* _Your objective_: Below are the records. Gather each line that holds "Rendimiento".

* _Listed entries_:
BEGIN

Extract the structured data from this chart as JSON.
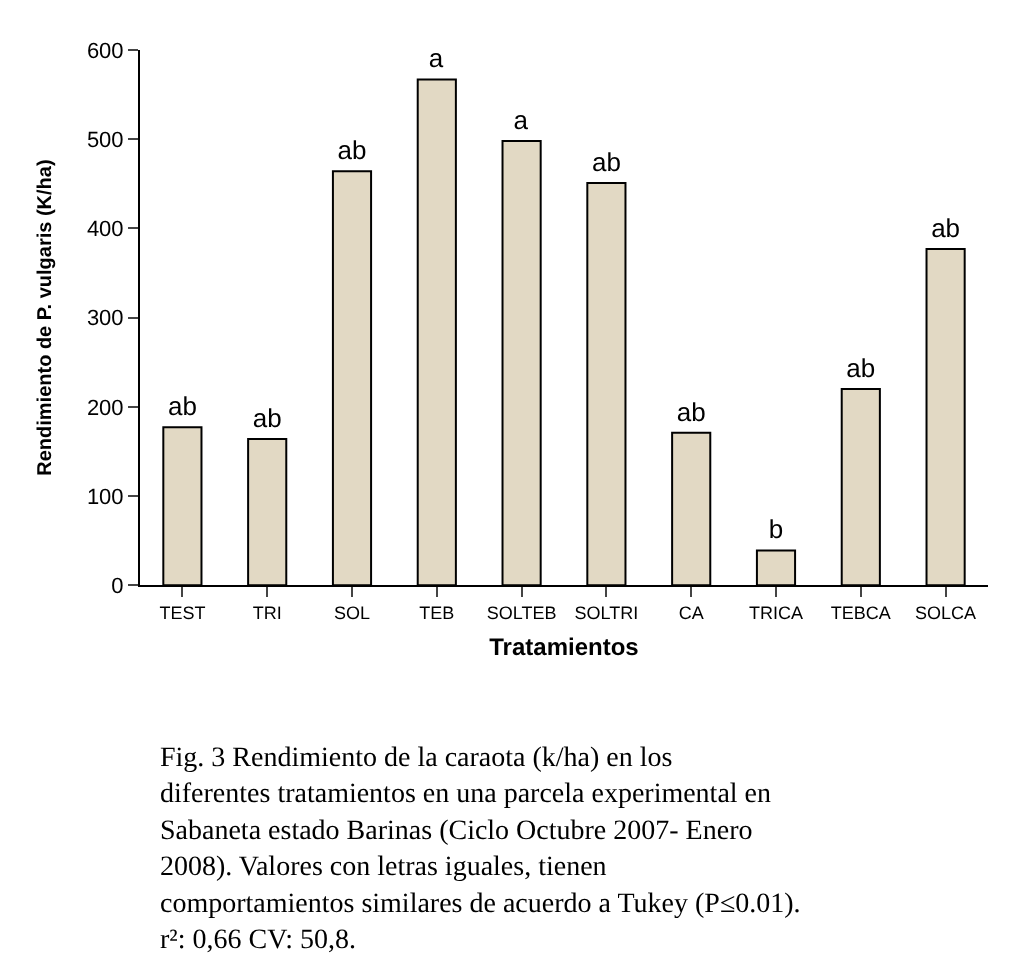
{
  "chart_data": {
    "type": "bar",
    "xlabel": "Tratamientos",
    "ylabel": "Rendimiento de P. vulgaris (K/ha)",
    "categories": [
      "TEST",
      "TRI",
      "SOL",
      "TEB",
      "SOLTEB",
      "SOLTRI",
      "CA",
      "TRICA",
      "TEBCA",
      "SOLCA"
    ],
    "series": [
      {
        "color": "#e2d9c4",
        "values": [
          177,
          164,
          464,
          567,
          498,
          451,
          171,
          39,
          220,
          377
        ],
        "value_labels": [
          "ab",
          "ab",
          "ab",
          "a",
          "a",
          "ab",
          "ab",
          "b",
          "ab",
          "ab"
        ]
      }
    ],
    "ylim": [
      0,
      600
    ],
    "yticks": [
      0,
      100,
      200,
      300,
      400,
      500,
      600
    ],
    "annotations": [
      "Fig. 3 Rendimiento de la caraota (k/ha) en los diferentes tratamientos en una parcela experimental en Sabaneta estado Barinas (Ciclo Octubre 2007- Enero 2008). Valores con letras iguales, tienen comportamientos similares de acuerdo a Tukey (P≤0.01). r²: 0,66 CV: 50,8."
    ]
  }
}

END
BEGIN

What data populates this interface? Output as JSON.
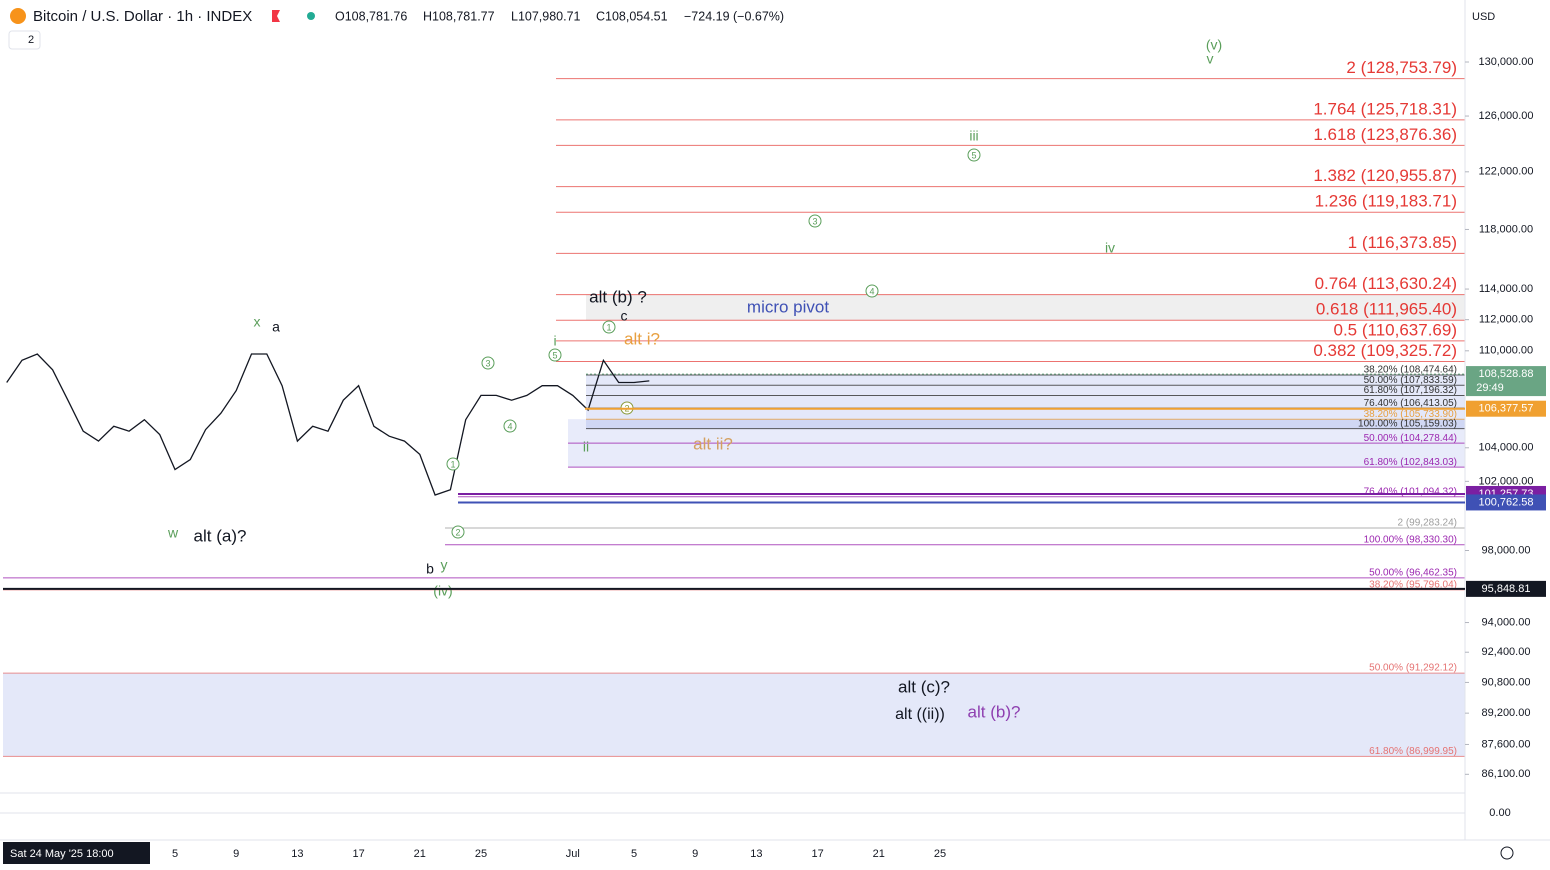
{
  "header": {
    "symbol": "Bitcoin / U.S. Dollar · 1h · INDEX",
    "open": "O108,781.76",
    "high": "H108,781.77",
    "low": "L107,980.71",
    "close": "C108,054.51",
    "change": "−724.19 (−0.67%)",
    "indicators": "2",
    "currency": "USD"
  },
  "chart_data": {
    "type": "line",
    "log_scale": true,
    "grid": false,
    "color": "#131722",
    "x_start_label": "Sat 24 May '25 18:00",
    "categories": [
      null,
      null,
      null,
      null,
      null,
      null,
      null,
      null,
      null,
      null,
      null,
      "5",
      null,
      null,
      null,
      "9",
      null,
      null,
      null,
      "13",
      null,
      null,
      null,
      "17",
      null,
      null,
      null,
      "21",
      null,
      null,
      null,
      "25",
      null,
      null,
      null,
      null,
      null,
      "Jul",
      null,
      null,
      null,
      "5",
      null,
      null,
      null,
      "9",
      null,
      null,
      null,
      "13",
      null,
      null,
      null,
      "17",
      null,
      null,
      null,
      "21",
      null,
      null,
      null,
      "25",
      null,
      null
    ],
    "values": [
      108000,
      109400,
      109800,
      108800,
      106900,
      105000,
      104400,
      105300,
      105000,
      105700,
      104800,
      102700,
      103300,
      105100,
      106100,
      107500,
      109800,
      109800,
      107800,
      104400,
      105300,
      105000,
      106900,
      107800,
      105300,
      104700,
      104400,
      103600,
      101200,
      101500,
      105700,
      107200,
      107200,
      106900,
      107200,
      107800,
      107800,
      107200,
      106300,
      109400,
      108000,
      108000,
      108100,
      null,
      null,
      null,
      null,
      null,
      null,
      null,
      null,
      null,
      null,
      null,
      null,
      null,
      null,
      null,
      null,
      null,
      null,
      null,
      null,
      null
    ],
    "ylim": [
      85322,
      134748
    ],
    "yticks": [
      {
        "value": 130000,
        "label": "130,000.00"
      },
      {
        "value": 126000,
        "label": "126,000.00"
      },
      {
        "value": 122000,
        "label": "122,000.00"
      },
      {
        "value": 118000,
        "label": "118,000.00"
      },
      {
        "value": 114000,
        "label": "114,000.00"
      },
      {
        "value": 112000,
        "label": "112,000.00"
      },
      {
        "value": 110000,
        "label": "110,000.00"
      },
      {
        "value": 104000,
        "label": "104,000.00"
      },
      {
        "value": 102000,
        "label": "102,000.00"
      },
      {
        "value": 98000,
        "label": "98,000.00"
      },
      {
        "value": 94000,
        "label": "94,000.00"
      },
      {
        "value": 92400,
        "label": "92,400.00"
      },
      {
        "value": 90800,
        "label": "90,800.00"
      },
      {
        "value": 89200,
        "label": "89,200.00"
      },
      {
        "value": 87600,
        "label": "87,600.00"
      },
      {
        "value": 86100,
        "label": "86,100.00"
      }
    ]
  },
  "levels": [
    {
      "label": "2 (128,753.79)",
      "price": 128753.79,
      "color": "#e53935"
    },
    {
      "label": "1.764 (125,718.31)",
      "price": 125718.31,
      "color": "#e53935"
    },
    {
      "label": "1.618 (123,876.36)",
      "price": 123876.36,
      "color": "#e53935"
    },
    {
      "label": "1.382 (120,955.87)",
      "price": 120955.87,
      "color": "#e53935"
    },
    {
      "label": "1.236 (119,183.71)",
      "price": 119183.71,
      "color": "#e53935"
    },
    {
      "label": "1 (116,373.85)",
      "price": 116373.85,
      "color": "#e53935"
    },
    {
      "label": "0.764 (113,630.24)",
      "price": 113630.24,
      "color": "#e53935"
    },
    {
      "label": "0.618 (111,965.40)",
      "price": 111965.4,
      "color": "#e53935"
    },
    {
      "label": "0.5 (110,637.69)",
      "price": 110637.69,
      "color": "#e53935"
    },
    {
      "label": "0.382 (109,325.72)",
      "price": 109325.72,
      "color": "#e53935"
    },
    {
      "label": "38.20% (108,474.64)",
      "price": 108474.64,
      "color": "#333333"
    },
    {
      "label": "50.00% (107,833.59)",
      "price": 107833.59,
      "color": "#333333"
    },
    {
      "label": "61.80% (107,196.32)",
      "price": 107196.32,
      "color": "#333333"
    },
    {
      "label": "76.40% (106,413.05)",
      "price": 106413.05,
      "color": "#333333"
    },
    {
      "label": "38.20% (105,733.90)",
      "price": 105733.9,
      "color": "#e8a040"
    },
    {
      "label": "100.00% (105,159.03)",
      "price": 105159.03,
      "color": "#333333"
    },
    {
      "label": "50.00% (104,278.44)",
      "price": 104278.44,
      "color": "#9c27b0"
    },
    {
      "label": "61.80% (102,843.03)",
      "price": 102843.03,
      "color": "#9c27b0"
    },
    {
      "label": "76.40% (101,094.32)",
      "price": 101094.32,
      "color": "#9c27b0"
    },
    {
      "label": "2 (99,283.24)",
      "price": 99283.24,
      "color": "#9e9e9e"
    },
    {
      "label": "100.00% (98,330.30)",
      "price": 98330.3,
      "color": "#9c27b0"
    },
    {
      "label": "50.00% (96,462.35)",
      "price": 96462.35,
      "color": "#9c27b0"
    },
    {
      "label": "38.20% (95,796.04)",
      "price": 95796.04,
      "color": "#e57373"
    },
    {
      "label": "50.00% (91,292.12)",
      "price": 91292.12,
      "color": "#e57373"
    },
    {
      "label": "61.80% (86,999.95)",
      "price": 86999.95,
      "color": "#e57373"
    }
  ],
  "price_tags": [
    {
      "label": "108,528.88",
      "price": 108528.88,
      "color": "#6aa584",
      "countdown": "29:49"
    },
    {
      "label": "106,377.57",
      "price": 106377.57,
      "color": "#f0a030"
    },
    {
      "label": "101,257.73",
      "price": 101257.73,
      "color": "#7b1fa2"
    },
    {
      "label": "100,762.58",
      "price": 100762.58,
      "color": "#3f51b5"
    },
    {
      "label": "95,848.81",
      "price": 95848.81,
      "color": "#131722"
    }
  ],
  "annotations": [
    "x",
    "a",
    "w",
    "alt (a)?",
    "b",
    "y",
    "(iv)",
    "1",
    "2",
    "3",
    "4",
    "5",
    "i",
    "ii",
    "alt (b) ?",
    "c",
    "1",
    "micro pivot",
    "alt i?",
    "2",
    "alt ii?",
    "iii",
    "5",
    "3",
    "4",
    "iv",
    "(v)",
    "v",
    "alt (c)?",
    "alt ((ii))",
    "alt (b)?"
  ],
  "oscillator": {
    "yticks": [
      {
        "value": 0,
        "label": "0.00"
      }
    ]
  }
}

END

* _Task solution_:
    "ylabel": "Rendimiento de P. vulgaris (K/ha)",
      "Fig. 3 Rendimiento de la caraota (k/ha) en los diferentes tratamientos en una parcela experimental en Sabaneta estado Barinas (Ciclo Octubre 2007- Enero 2008). Valores con letras iguales, tienen comportamientos similares de acuerdo a Tukey (P≤0.01). r²: 0,66 CV: 50,8."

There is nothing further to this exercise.